'''

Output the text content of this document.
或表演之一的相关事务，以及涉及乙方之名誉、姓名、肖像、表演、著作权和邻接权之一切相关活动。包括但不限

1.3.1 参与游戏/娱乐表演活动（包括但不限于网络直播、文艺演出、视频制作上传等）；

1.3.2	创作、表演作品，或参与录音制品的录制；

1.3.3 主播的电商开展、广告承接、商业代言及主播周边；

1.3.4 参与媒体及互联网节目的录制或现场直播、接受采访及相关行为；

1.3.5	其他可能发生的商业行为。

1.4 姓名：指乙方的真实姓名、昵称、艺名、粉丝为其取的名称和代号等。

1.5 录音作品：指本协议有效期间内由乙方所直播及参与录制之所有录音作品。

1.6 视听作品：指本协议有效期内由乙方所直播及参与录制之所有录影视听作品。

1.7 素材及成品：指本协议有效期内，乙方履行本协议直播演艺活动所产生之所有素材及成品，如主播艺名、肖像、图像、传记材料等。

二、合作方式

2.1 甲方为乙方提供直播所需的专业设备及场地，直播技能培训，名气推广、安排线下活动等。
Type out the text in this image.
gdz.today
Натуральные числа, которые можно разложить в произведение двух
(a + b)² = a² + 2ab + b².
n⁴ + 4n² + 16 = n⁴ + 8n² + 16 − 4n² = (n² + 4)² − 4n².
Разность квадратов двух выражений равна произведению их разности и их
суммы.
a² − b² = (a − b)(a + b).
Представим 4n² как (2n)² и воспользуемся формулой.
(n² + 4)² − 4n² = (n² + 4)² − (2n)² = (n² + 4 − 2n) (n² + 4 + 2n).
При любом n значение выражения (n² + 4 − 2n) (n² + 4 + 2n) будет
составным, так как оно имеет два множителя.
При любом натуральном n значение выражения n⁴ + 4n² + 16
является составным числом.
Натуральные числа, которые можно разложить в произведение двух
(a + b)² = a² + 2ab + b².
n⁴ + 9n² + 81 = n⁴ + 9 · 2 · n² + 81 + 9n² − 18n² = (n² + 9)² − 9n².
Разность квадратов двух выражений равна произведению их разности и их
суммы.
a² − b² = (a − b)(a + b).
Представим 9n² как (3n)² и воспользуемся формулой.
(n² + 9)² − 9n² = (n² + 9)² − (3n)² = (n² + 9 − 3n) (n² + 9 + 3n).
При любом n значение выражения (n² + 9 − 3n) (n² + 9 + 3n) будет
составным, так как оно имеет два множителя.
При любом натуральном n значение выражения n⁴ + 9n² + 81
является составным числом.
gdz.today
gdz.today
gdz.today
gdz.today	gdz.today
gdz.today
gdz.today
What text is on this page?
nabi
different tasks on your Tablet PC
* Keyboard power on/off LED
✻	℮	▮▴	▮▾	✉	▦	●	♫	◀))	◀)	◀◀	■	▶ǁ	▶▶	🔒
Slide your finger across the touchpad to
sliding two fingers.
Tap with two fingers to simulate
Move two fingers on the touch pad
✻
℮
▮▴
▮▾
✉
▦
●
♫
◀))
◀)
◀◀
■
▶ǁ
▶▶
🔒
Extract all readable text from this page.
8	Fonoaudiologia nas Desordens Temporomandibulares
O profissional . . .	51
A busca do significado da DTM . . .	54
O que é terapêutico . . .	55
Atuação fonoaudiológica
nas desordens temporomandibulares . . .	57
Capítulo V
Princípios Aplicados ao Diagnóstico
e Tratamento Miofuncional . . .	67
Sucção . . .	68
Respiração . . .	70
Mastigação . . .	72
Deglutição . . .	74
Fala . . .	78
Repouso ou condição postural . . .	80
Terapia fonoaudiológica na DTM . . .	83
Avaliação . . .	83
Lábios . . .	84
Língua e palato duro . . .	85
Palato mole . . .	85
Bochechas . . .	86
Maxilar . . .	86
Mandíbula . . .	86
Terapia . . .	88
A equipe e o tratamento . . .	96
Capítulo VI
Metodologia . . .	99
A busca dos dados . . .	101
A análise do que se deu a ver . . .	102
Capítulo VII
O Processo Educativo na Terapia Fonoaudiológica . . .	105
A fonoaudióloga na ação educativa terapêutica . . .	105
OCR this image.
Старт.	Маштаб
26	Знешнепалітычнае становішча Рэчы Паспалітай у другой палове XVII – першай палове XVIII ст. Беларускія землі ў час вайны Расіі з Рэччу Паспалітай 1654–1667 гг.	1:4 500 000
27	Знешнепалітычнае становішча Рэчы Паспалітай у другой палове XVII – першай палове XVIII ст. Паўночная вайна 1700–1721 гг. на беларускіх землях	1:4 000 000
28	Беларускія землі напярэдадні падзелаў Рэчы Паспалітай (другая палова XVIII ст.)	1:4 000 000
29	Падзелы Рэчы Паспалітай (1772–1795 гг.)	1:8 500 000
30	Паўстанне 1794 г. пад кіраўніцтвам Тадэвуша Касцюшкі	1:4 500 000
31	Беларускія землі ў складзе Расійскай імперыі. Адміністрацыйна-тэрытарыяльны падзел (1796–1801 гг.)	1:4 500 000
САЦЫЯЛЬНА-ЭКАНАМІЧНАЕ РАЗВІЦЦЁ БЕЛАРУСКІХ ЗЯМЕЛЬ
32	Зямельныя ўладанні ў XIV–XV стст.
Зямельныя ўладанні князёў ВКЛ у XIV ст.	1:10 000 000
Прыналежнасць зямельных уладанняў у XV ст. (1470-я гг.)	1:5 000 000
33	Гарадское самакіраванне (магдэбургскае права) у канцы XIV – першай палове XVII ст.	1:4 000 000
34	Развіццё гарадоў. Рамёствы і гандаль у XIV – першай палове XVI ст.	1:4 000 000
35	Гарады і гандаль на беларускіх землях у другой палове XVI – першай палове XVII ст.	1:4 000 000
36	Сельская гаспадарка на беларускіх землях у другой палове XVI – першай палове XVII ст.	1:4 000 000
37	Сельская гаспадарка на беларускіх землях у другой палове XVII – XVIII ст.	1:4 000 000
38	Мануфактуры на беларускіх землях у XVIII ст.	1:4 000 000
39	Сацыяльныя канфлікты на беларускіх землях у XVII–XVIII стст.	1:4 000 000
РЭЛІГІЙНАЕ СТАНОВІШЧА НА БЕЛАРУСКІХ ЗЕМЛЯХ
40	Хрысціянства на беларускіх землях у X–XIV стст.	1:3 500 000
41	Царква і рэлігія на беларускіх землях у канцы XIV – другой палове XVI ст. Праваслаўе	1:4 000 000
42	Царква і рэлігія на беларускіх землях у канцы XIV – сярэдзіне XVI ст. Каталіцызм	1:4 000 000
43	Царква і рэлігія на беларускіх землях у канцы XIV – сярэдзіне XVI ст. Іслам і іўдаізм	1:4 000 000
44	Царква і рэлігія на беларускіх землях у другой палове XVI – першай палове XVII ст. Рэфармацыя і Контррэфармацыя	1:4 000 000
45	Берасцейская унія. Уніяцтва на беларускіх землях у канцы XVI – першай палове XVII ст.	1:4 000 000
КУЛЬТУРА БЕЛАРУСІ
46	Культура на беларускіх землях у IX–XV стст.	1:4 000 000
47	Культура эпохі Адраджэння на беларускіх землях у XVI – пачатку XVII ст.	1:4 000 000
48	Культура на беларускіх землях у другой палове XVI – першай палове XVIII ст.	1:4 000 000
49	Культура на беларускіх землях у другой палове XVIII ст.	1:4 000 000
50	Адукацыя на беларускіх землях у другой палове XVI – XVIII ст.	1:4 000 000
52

'''

◆ **WHAT YOU NEED TO DO**: Reproduce the material in full, with no word added or dropped.

◆ **EXERCISE SOLUTION**:
Output the text content of this document.
或表演之一的相关事务，以及涉及乙方之名誉、姓名、肖像、表演、著作权和邻接权之一切相关活动。包括但不限

1.3.1 参与游戏/娱乐表演活动（包括但不限于网络直播、文艺演出、视频制作上传等）；

1.3.2	创作、表演作品，或参与录音制品的录制；

1.3.3 主播的电商开展、广告承接、商业代言及主播周边；

1.3.4 参与媒体及互联网节目的录制或现场直播、接受采访及相关行为；

1.3.5	其他可能发生的商业行为。

1.4 姓名：指乙方的真实姓名、昵称、艺名、粉丝为其取的名称和代号等。

1.5 录音作品：指本协议有效期间内由乙方所直播及参与录制之所有录音作品。

1.6 视听作品：指本协议有效期内由乙方所直播及参与录制之所有录影视听作品。

1.7 素材及成品：指本协议有效期内，乙方履行本协议直播演艺活动所产生之所有素材及成品，如主播艺名、肖像、图像、传记材料等。

二、合作方式

2.1 甲方为乙方提供直播所需的专业设备及场地，直播技能培训，名气推广、安排线下活动等。
Type out the text in this image.
gdz.today
Натуральные числа, которые можно разложить в произведение двух
(a + b)² = a² + 2ab + b².
n⁴ + 4n² + 16 = n⁴ + 8n² + 16 − 4n² = (n² + 4)² − 4n².
Разность квадратов двух выражений равна произведению их разности и их
суммы.
a² − b² = (a − b)(a + b).
Представим 4n² как (2n)² и воспользуемся формулой.
(n² + 4)² − 4n² = (n² + 4)² − (2n)² = (n² + 4 − 2n) (n² + 4 + 2n).
При любом n значение выражения (n² + 4 − 2n) (n² + 4 + 2n) будет
составным, так как оно имеет два множителя.
При любом натуральном n значение выражения n⁴ + 4n² + 16
является составным числом.
Натуральные числа, которые можно разложить в произведение двух
(a + b)² = a² + 2ab + b².
n⁴ + 9n² + 81 = n⁴ + 9 · 2 · n² + 81 + 9n² − 18n² = (n² + 9)² − 9n².
Разность квадратов двух выражений равна произведению их разности и их
суммы.
a² − b² = (a − b)(a + b).
Представим 9n² как (3n)² и воспользуемся формулой.
(n² + 9)² − 9n² = (n² + 9)² − (3n)² = (n² + 9 − 3n) (n² + 9 + 3n).
При любом n значение выражения (n² + 9 − 3n) (n² + 9 + 3n) будет
составным, так как оно имеет два множителя.
При любом натуральном n значение выражения n⁴ + 9n² + 81
является составным числом.
gdz.today
gdz.today
gdz.today
gdz.today	gdz.today
gdz.today
gdz.today
What text is on this page?
nabi
different tasks on your Tablet PC
* Keyboard power on/off LED
✻	℮	▮▴	▮▾	✉	▦	●	♫	◀))	◀)	◀◀	■	▶ǁ	▶▶	🔒
Slide your finger across the touchpad to
sliding two fingers.
Tap with two fingers to simulate
Move two fingers on the touch pad
✻
℮
▮▴
▮▾
✉
▦
●
♫
◀))
◀)
◀◀
■
▶ǁ
▶▶
🔒
Extract all readable text from this page.
8	Fonoaudiologia nas Desordens Temporomandibulares
O profissional . . .	51
A busca do significado da DTM . . .	54
O que é terapêutico . . .	55
Atuação fonoaudiológica
nas desordens temporomandibulares . . .	57
Capítulo V
Princípios Aplicados ao Diagnóstico
e Tratamento Miofuncional . . .	67
Sucção . . .	68
Respiração . . .	70
Mastigação . . .	72
Deglutição . . .	74
Fala . . .	78
Repouso ou condição postural . . .	80
Terapia fonoaudiológica na DTM . . .	83
Avaliação . . .	83
Lábios . . .	84
Língua e palato duro . . .	85
Palato mole . . .	85
Bochechas . . .	86
Maxilar . . .	86
Mandíbula . . .	86
Terapia . . .	88
A equipe e o tratamento . . .	96
Capítulo VI
Metodologia . . .	99
A busca dos dados . . .	101
A análise do que se deu a ver . . .	102
Capítulo VII
O Processo Educativo na Terapia Fonoaudiológica . . .	105
A fonoaudióloga na ação educativa terapêutica . . .	105
OCR this image.
Старт.	Маштаб
26	Знешнепалітычнае становішча Рэчы Паспалітай у другой палове XVII – першай палове XVIII ст. Беларускія землі ў час вайны Расіі з Рэччу Паспалітай 1654–1667 гг.	1:4 500 000
27	Знешнепалітычнае становішча Рэчы Паспалітай у другой палове XVII – першай палове XVIII ст. Паўночная вайна 1700–1721 гг. на беларускіх землях	1:4 000 000
28	Беларускія землі напярэдадні падзелаў Рэчы Паспалітай (другая палова XVIII ст.)	1:4 000 000
29	Падзелы Рэчы Паспалітай (1772–1795 гг.)	1:8 500 000
30	Паўстанне 1794 г. пад кіраўніцтвам Тадэвуша Касцюшкі	1:4 500 000
31	Беларускія землі ў складзе Расійскай імперыі. Адміністрацыйна-тэрытарыяльны падзел (1796–1801 гг.)	1:4 500 000
САЦЫЯЛЬНА-ЭКАНАМІЧНАЕ РАЗВІЦЦЁ БЕЛАРУСКІХ ЗЯМЕЛЬ
32	Зямельныя ўладанні ў XIV–XV стст.
Зямельныя ўладанні князёў ВКЛ у XIV ст.	1:10 000 000
Прыналежнасць зямельных уладанняў у XV ст. (1470-я гг.)	1:5 000 000
33	Гарадское самакіраванне (магдэбургскае права) у канцы XIV – першай палове XVII ст.	1:4 000 000
34	Развіццё гарадоў. Рамёствы і гандаль у XIV – першай палове XVI ст.	1:4 000 000
35	Гарады і гандаль на беларускіх землях у другой палове XVI – першай палове XVII ст.	1:4 000 000
36	Сельская гаспадарка на беларускіх землях у другой палове XVI – першай палове XVII ст.	1:4 000 000
37	Сельская гаспадарка на беларускіх землях у другой палове XVII – XVIII ст.	1:4 000 000
38	Мануфактуры на беларускіх землях у XVIII ст.	1:4 000 000
39	Сацыяльныя канфлікты на беларускіх землях у XVII–XVIII стст.	1:4 000 000
РЭЛІГІЙНАЕ СТАНОВІШЧА НА БЕЛАРУСКІХ ЗЕМЛЯХ
40	Хрысціянства на беларускіх землях у X–XIV стст.	1:3 500 000
41	Царква і рэлігія на беларускіх землях у канцы XIV – другой палове XVI ст. Праваслаўе	1:4 000 000
42	Царква і рэлігія на беларускіх землях у канцы XIV – сярэдзіне XVI ст. Каталіцызм	1:4 000 000
43	Царква і рэлігія на беларускіх землях у канцы XIV – сярэдзіне XVI ст. Іслам і іўдаізм	1:4 000 000
44	Царква і рэлігія на беларускіх землях у другой палове XVI – першай палове XVII ст. Рэфармацыя і Контррэфармацыя	1:4 000 000
45	Берасцейская унія. Уніяцтва на беларускіх землях у канцы XVI – першай палове XVII ст.	1:4 000 000
КУЛЬТУРА БЕЛАРУСІ
46	Культура на беларускіх землях у IX–XV стст.	1:4 000 000
47	Культура эпохі Адраджэння на беларускіх землях у XVI – пачатку XVII ст.	1:4 000 000
48	Культура на беларускіх землях у другой палове XVI – першай палове XVIII ст.	1:4 000 000
49	Культура на беларускіх землях у другой палове XVIII ст.	1:4 000 000
50	Адукацыя на беларускіх землях у другой палове XVI – XVIII ст.	1:4 000 000
52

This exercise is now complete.